▶ PROBLEM: Output all records precisely as written.

▶ Stored data:
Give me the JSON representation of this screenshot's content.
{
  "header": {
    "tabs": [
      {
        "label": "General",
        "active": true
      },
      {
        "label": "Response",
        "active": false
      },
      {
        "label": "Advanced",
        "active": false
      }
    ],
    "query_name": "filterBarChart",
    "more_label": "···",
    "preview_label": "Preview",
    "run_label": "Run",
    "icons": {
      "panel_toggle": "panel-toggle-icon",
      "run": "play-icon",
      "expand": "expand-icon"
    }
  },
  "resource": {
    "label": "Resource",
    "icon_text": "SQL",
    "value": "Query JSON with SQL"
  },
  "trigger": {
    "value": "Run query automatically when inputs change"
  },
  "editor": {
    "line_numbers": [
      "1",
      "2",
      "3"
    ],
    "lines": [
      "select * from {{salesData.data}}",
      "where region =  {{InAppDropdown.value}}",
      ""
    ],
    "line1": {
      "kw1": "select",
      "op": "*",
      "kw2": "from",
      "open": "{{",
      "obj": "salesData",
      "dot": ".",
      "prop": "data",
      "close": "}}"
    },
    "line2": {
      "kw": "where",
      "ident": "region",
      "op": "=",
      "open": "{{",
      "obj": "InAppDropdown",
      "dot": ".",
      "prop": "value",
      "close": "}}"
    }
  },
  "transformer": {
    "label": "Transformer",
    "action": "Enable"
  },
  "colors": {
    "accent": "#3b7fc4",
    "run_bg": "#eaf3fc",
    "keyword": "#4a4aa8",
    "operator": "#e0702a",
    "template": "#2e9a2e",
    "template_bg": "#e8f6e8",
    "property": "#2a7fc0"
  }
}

▶ RIGHT ANSWER:
Give me the JSON representation of this screenshot's content.
{
  "header": {
    "tabs": [
      {
        "label": "General",
        "active": true
      },
      {
        "label": "Response",
        "active": false
      },
      {
        "label": "Advanced",
        "active": false
      }
    ],
    "query_name": "filterBarChart",
    "more_label": "···",
    "preview_label": "Preview",
    "run_label": "Run",
    "icons": {
      "panel_toggle": "panel-toggle-icon",
      "run": "play-icon",
      "expand": "expand-icon"
    }
  },
  "resource": {
    "label": "Resource",
    "icon_text": "SQL",
    "value": "Query JSON with SQL"
  },
  "trigger": {
    "value": "Run query automatically when inputs change"
  },
  "editor": {
    "line_numbers": [
      "1",
      "2",
      "3"
    ],
    "lines": [
      "select * from {{salesData.data}}",
      "where region =  {{InAppDropdown.value}}",
      ""
    ],
    "line1": {
      "kw1": "select",
      "op": "*",
      "kw2": "from",
      "open": "{{",
      "obj": "salesData",
      "dot": ".",
      "prop": "data",
      "close": "}}"
    },
    "line2": {
      "kw": "where",
      "ident": "region",
      "op": "=",
      "open": "{{",
      "obj": "InAppDropdown",
      "dot": ".",
      "prop": "value",
      "close": "}}"
    }
  },
  "transformer": {
    "label": "Transformer",
    "action": "Enable"
  },
  "colors": {
    "accent": "#3b7fc4",
    "run_bg": "#eaf3fc",
    "keyword": "#4a4aa8",
    "operator": "#e0702a",
    "template": "#2e9a2e",
    "template_bg": "#e8f6e8",
    "property": "#2a7fc0"
  }
}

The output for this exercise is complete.